● Exercise task A
Copy out every row that contains the string "joint", with case counting for the match.

● Document extract
----

Denbigh introduced UML in the previous course. This lesson will provide an overview to UML and introduce CRC (Class Responsibility Collaborator) cards. Basic guidelines to Object Oriented Analysis and Design are provided. In addition, an example design will be provided on-line with some of the resulting digrams. The in-class case study will be described and the Artisan Real-Time Studio software will be demonstrated.
Larman (Applying UML & Patterns, An Introduction To Object Oriented Analysis & Design) states "The most single important ability in object-oriented analysis and design is to skillfully assign responsibilities to software components".
The choice of responsibilities affects robustness, maintainability, and reusability, of software components.
Two renowned Smalltalk programmers from Tektronix in 1980 came up with a simple method to teach key ideas in object technology. The CRC cards while not specifically a part of UML are directly usable with it.
Use CRC cards to help explore an interaction between classes, typically to show how a scenario is implemented. After it is figured out, document it with a UML interaction diagram.
There are obstacles to the OO paradigm shift.
This section uses a simple case study as an example. Briefly, this case study is a next generation Point Of Sale system (POS). A POS system is a computerized application used (in part) to record sales and handle payments; it is typically used in a retail store. It includes hardware components such as a computer and bar code scanner, and software to run the system. It interfaces to various service applications, such as third-party tax calculator and inventory control. These systems must be relatively fault-tolerant; that is, even if remote services are temporarily unavailable (such as the inventory system), they must still be capable of capturing sales and handling at least cash payments (so that the business is not crippled).
A POS system increasingly must support multiple and varied client-side terminals and interfaces. These include a thin-client Web browser terminal, a regular personal computer with something like a Java Swing graphical user interface, touch screen input, wireless PDAs, and so forth.

----

● Source material
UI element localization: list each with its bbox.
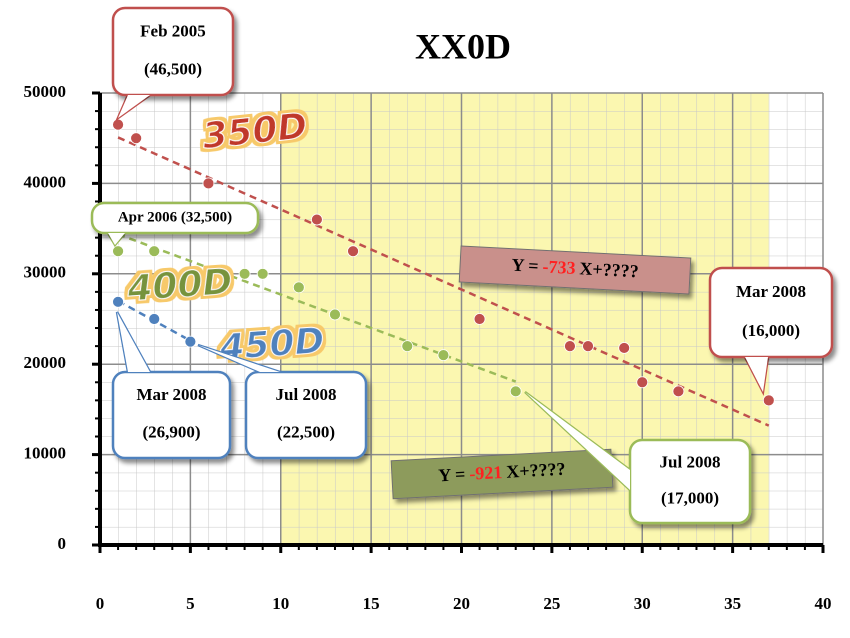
point xyxy=(112,245,124,258)
point xyxy=(202,177,215,190)
callout-box xyxy=(244,370,368,460)
point xyxy=(762,394,775,407)
x-tick-label: 25 xyxy=(543,594,560,613)
equation-box xyxy=(458,245,692,295)
point xyxy=(347,245,359,258)
series-label: 350D xyxy=(200,106,309,158)
equation-slope: -921 xyxy=(469,462,503,484)
y-tick-label: 10000 xyxy=(24,444,67,463)
equation: Y = -733 X+???? xyxy=(458,245,692,295)
x-tick-label: 15 xyxy=(363,594,380,613)
point xyxy=(310,213,323,226)
callout-joint xyxy=(108,233,125,245)
x-tick-label: 10 xyxy=(272,594,289,613)
callout-text: Mar 2008 xyxy=(736,282,806,301)
chart-title: XX0D xyxy=(415,26,511,66)
trend-line xyxy=(117,233,517,383)
callout-joint xyxy=(118,95,150,118)
callout-text: Feb 2005 xyxy=(140,21,206,40)
callout-text: Apr 2006 (32,500) xyxy=(118,209,232,225)
callout-text: (16,000) xyxy=(742,321,800,340)
equation-prefix: Y = xyxy=(511,255,539,276)
callout-box xyxy=(708,266,834,359)
point xyxy=(401,340,414,353)
point xyxy=(509,385,522,398)
y-tick-label: 0 xyxy=(58,534,67,553)
point xyxy=(112,118,124,131)
y-tick-label: 30000 xyxy=(24,263,67,282)
point xyxy=(148,245,161,258)
point xyxy=(238,267,251,280)
x-tick-label: 0 xyxy=(96,594,105,613)
callout-box xyxy=(111,6,235,97)
equation-text: Y = -733 X+???? xyxy=(511,255,639,282)
trend-line xyxy=(117,136,770,427)
equation: Y = -921 X+???? xyxy=(390,448,614,500)
equation-suffix: X+???? xyxy=(579,258,639,281)
point xyxy=(618,342,631,354)
callout-text: (26,900) xyxy=(142,423,200,442)
point xyxy=(437,349,450,362)
point xyxy=(473,313,486,325)
point xyxy=(184,335,197,348)
callout-box xyxy=(111,370,232,460)
point xyxy=(148,313,161,325)
point xyxy=(636,376,649,389)
x-tick-label: 30 xyxy=(634,594,651,613)
callout-joint xyxy=(117,312,150,372)
callout-text: Jul 2008 xyxy=(660,452,721,471)
callout-text: (46,500) xyxy=(144,59,202,78)
callout-text: Jul 2008 xyxy=(276,385,337,404)
equation-prefix: Y = xyxy=(438,464,466,485)
callout-text: (17,000) xyxy=(661,488,719,507)
point xyxy=(130,132,143,145)
callout-text: Mar 2008 xyxy=(136,385,206,404)
x-tick-label: 35 xyxy=(724,594,741,613)
point xyxy=(672,385,685,398)
equation-suffix: X+???? xyxy=(506,459,566,482)
equation-slope: -733 xyxy=(542,256,576,278)
point xyxy=(256,267,269,280)
point xyxy=(582,340,594,353)
x-tick-label: 20 xyxy=(453,594,470,613)
point xyxy=(292,281,305,294)
callout-joint xyxy=(745,357,768,392)
series-label: 400D xyxy=(125,261,234,309)
y-tick-label: 20000 xyxy=(24,353,67,372)
point xyxy=(564,340,576,353)
callout-box xyxy=(90,201,260,235)
x-tick-label: 5 xyxy=(186,594,195,613)
point xyxy=(112,295,124,308)
x-tick-label: 40 xyxy=(815,594,832,613)
callout-text: (22,500) xyxy=(277,423,335,442)
y-tick-label: 40000 xyxy=(24,172,67,191)
point xyxy=(329,308,341,321)
callout-joint xyxy=(198,345,280,372)
equation-text: Y = -921 X+???? xyxy=(438,459,566,486)
y-tick-label: 50000 xyxy=(24,82,67,101)
callout-joint xyxy=(525,392,630,490)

----

● Exercise task B
Rewrite the UML lesson text from "There are obstacles" to "is not crippled).", putting "card payments" in place of "cash payments".

● Correct result A
callout-joint xyxy=(108,233,125,245)
callout-joint xyxy=(118,95,150,118)
callout-joint xyxy=(117,312,150,372)
callout-joint xyxy=(745,357,768,392)
callout-joint xyxy=(198,345,280,372)
callout-joint xyxy=(525,392,630,490)

● Correct result B
There are obstacles to the OO paradigm shift.
This section uses a simple case study as an example. Briefly, this case study is a next generation Point Of Sale system (POS). A POS system is a computerized application used (in part) to record sales and handle payments; it is typically used in a retail store. It includes hardware components such as a computer and bar code scanner, and software to run the system. It interfaces to various service applications, such as third-party tax calculator and inventory control. These systems must be relatively fault-tolerant; that is, even if remote services are temporarily unavailable (such as the inventory system), they must still be capable of capturing sales and handling at least card payments (so that the business is not crippled).